**WHAT THE EXERCISE ASKS**. Look for "greater" in each line of the entries, and return the matching lines.

[Dataset entries]
— Start —
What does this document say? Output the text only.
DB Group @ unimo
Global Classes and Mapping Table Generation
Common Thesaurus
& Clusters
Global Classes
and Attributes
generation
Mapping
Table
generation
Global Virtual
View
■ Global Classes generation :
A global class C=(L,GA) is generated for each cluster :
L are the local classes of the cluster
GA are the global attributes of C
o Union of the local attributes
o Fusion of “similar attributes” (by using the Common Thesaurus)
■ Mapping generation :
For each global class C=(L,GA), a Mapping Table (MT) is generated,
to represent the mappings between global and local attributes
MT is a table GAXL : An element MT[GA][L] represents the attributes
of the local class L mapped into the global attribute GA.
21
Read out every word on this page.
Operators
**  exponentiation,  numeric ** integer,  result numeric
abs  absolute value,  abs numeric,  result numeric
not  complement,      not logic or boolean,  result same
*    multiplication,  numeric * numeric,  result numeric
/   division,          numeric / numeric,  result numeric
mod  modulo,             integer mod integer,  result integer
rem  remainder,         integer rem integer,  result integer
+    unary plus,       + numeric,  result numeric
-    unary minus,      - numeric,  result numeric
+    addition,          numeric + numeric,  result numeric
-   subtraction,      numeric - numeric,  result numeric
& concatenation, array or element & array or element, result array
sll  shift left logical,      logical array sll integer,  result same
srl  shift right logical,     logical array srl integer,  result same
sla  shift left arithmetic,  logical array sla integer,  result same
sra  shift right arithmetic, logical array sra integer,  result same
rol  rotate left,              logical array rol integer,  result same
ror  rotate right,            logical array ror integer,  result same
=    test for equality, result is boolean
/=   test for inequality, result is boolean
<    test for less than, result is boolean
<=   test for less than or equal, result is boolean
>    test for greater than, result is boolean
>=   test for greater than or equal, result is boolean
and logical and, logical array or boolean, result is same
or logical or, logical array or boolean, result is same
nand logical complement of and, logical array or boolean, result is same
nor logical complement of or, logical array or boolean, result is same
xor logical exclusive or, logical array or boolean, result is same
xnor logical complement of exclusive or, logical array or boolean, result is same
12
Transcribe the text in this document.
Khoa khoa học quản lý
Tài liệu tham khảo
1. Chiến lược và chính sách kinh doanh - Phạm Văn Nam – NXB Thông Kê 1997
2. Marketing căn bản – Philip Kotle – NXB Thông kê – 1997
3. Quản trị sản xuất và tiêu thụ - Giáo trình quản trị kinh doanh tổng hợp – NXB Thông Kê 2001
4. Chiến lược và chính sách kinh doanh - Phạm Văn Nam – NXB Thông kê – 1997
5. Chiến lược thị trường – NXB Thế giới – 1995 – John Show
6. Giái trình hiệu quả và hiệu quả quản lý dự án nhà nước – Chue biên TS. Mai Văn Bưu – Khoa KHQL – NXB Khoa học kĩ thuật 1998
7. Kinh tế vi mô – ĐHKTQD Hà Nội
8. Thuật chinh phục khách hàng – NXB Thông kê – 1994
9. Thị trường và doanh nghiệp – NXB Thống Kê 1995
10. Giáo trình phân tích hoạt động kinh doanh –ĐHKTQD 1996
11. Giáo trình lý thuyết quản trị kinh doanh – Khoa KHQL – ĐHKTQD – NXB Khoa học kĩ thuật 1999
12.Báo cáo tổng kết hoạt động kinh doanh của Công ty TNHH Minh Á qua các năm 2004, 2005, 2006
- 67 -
— End —
**CORRECT RESULT**.
>    test for greater than, result is boolean
>=   test for greater than or equal, result is boolean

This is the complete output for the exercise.